** What you should do **
Every entry below should be printed exactly, without its images.

** Data **
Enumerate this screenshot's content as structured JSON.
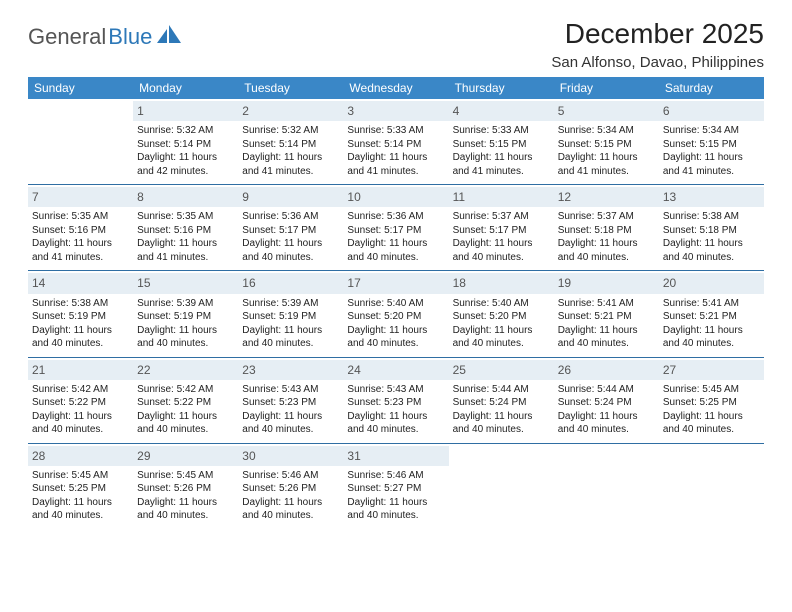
{
  "brand": {
    "part1": "General",
    "part2": "Blue"
  },
  "title": "December 2025",
  "location": "San Alfonso, Davao, Philippines",
  "colors": {
    "header_bg": "#3a87c7",
    "header_text": "#ffffff",
    "daynum_bg": "#e6eef4",
    "rule": "#2f6ea3",
    "brand_accent": "#2d78b8",
    "brand_gray": "#555555"
  },
  "weekdays": [
    "Sunday",
    "Monday",
    "Tuesday",
    "Wednesday",
    "Thursday",
    "Friday",
    "Saturday"
  ],
  "start_weekday": 1,
  "days": {
    "1": {
      "sunrise": "5:32 AM",
      "sunset": "5:14 PM",
      "daylight": "11 hours and 42 minutes."
    },
    "2": {
      "sunrise": "5:32 AM",
      "sunset": "5:14 PM",
      "daylight": "11 hours and 41 minutes."
    },
    "3": {
      "sunrise": "5:33 AM",
      "sunset": "5:14 PM",
      "daylight": "11 hours and 41 minutes."
    },
    "4": {
      "sunrise": "5:33 AM",
      "sunset": "5:15 PM",
      "daylight": "11 hours and 41 minutes."
    },
    "5": {
      "sunrise": "5:34 AM",
      "sunset": "5:15 PM",
      "daylight": "11 hours and 41 minutes."
    },
    "6": {
      "sunrise": "5:34 AM",
      "sunset": "5:15 PM",
      "daylight": "11 hours and 41 minutes."
    },
    "7": {
      "sunrise": "5:35 AM",
      "sunset": "5:16 PM",
      "daylight": "11 hours and 41 minutes."
    },
    "8": {
      "sunrise": "5:35 AM",
      "sunset": "5:16 PM",
      "daylight": "11 hours and 41 minutes."
    },
    "9": {
      "sunrise": "5:36 AM",
      "sunset": "5:17 PM",
      "daylight": "11 hours and 40 minutes."
    },
    "10": {
      "sunrise": "5:36 AM",
      "sunset": "5:17 PM",
      "daylight": "11 hours and 40 minutes."
    },
    "11": {
      "sunrise": "5:37 AM",
      "sunset": "5:17 PM",
      "daylight": "11 hours and 40 minutes."
    },
    "12": {
      "sunrise": "5:37 AM",
      "sunset": "5:18 PM",
      "daylight": "11 hours and 40 minutes."
    },
    "13": {
      "sunrise": "5:38 AM",
      "sunset": "5:18 PM",
      "daylight": "11 hours and 40 minutes."
    },
    "14": {
      "sunrise": "5:38 AM",
      "sunset": "5:19 PM",
      "daylight": "11 hours and 40 minutes."
    },
    "15": {
      "sunrise": "5:39 AM",
      "sunset": "5:19 PM",
      "daylight": "11 hours and 40 minutes."
    },
    "16": {
      "sunrise": "5:39 AM",
      "sunset": "5:19 PM",
      "daylight": "11 hours and 40 minutes."
    },
    "17": {
      "sunrise": "5:40 AM",
      "sunset": "5:20 PM",
      "daylight": "11 hours and 40 minutes."
    },
    "18": {
      "sunrise": "5:40 AM",
      "sunset": "5:20 PM",
      "daylight": "11 hours and 40 minutes."
    },
    "19": {
      "sunrise": "5:41 AM",
      "sunset": "5:21 PM",
      "daylight": "11 hours and 40 minutes."
    },
    "20": {
      "sunrise": "5:41 AM",
      "sunset": "5:21 PM",
      "daylight": "11 hours and 40 minutes."
    },
    "21": {
      "sunrise": "5:42 AM",
      "sunset": "5:22 PM",
      "daylight": "11 hours and 40 minutes."
    },
    "22": {
      "sunrise": "5:42 AM",
      "sunset": "5:22 PM",
      "daylight": "11 hours and 40 minutes."
    },
    "23": {
      "sunrise": "5:43 AM",
      "sunset": "5:23 PM",
      "daylight": "11 hours and 40 minutes."
    },
    "24": {
      "sunrise": "5:43 AM",
      "sunset": "5:23 PM",
      "daylight": "11 hours and 40 minutes."
    },
    "25": {
      "sunrise": "5:44 AM",
      "sunset": "5:24 PM",
      "daylight": "11 hours and 40 minutes."
    },
    "26": {
      "sunrise": "5:44 AM",
      "sunset": "5:24 PM",
      "daylight": "11 hours and 40 minutes."
    },
    "27": {
      "sunrise": "5:45 AM",
      "sunset": "5:25 PM",
      "daylight": "11 hours and 40 minutes."
    },
    "28": {
      "sunrise": "5:45 AM",
      "sunset": "5:25 PM",
      "daylight": "11 hours and 40 minutes."
    },
    "29": {
      "sunrise": "5:45 AM",
      "sunset": "5:26 PM",
      "daylight": "11 hours and 40 minutes."
    },
    "30": {
      "sunrise": "5:46 AM",
      "sunset": "5:26 PM",
      "daylight": "11 hours and 40 minutes."
    },
    "31": {
      "sunrise": "5:46 AM",
      "sunset": "5:27 PM",
      "daylight": "11 hours and 40 minutes."
    }
  },
  "labels": {
    "sunrise": "Sunrise:",
    "sunset": "Sunset:",
    "daylight": "Daylight:"
  }
}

** Solution to the exercise **
Enumerate this screenshot's content as structured JSON.
{
  "brand": {
    "part1": "General",
    "part2": "Blue"
  },
  "title": "December 2025",
  "location": "San Alfonso, Davao, Philippines",
  "colors": {
    "header_bg": "#3a87c7",
    "header_text": "#ffffff",
    "daynum_bg": "#e6eef4",
    "rule": "#2f6ea3",
    "brand_accent": "#2d78b8",
    "brand_gray": "#555555"
  },
  "weekdays": [
    "Sunday",
    "Monday",
    "Tuesday",
    "Wednesday",
    "Thursday",
    "Friday",
    "Saturday"
  ],
  "start_weekday": 1,
  "days": {
    "1": {
      "sunrise": "5:32 AM",
      "sunset": "5:14 PM",
      "daylight": "11 hours and 42 minutes."
    },
    "2": {
      "sunrise": "5:32 AM",
      "sunset": "5:14 PM",
      "daylight": "11 hours and 41 minutes."
    },
    "3": {
      "sunrise": "5:33 AM",
      "sunset": "5:14 PM",
      "daylight": "11 hours and 41 minutes."
    },
    "4": {
      "sunrise": "5:33 AM",
      "sunset": "5:15 PM",
      "daylight": "11 hours and 41 minutes."
    },
    "5": {
      "sunrise": "5:34 AM",
      "sunset": "5:15 PM",
      "daylight": "11 hours and 41 minutes."
    },
    "6": {
      "sunrise": "5:34 AM",
      "sunset": "5:15 PM",
      "daylight": "11 hours and 41 minutes."
    },
    "7": {
      "sunrise": "5:35 AM",
      "sunset": "5:16 PM",
      "daylight": "11 hours and 41 minutes."
    },
    "8": {
      "sunrise": "5:35 AM",
      "sunset": "5:16 PM",
      "daylight": "11 hours and 41 minutes."
    },
    "9": {
      "sunrise": "5:36 AM",
      "sunset": "5:17 PM",
      "daylight": "11 hours and 40 minutes."
    },
    "10": {
      "sunrise": "5:36 AM",
      "sunset": "5:17 PM",
      "daylight": "11 hours and 40 minutes."
    },
    "11": {
      "sunrise": "5:37 AM",
      "sunset": "5:17 PM",
      "daylight": "11 hours and 40 minutes."
    },
    "12": {
      "sunrise": "5:37 AM",
      "sunset": "5:18 PM",
      "daylight": "11 hours and 40 minutes."
    },
    "13": {
      "sunrise": "5:38 AM",
      "sunset": "5:18 PM",
      "daylight": "11 hours and 40 minutes."
    },
    "14": {
      "sunrise": "5:38 AM",
      "sunset": "5:19 PM",
      "daylight": "11 hours and 40 minutes."
    },
    "15": {
      "sunrise": "5:39 AM",
      "sunset": "5:19 PM",
      "daylight": "11 hours and 40 minutes."
    },
    "16": {
      "sunrise": "5:39 AM",
      "sunset": "5:19 PM",
      "daylight": "11 hours and 40 minutes."
    },
    "17": {
      "sunrise": "5:40 AM",
      "sunset": "5:20 PM",
      "daylight": "11 hours and 40 minutes."
    },
    "18": {
      "sunrise": "5:40 AM",
      "sunset": "5:20 PM",
      "daylight": "11 hours and 40 minutes."
    },
    "19": {
      "sunrise": "5:41 AM",
      "sunset": "5:21 PM",
      "daylight": "11 hours and 40 minutes."
    },
    "20": {
      "sunrise": "5:41 AM",
      "sunset": "5:21 PM",
      "daylight": "11 hours and 40 minutes."
    },
    "21": {
      "sunrise": "5:42 AM",
      "sunset": "5:22 PM",
      "daylight": "11 hours and 40 minutes."
    },
    "22": {
      "sunrise": "5:42 AM",
      "sunset": "5:22 PM",
      "daylight": "11 hours and 40 minutes."
    },
    "23": {
      "sunrise": "5:43 AM",
      "sunset": "5:23 PM",
      "daylight": "11 hours and 40 minutes."
    },
    "24": {
      "sunrise": "5:43 AM",
      "sunset": "5:23 PM",
      "daylight": "11 hours and 40 minutes."
    },
    "25": {
      "sunrise": "5:44 AM",
      "sunset": "5:24 PM",
      "daylight": "11 hours and 40 minutes."
    },
    "26": {
      "sunrise": "5:44 AM",
      "sunset": "5:24 PM",
      "daylight": "11 hours and 40 minutes."
    },
    "27": {
      "sunrise": "5:45 AM",
      "sunset": "5:25 PM",
      "daylight": "11 hours and 40 minutes."
    },
    "28": {
      "sunrise": "5:45 AM",
      "sunset": "5:25 PM",
      "daylight": "11 hours and 40 minutes."
    },
    "29": {
      "sunrise": "5:45 AM",
      "sunset": "5:26 PM",
      "daylight": "11 hours and 40 minutes."
    },
    "30": {
      "sunrise": "5:46 AM",
      "sunset": "5:26 PM",
      "daylight": "11 hours and 40 minutes."
    },
    "31": {
      "sunrise": "5:46 AM",
      "sunset": "5:27 PM",
      "daylight": "11 hours and 40 minutes."
    }
  },
  "labels": {
    "sunrise": "Sunrise:",
    "sunset": "Sunset:",
    "daylight": "Daylight:"
  }
}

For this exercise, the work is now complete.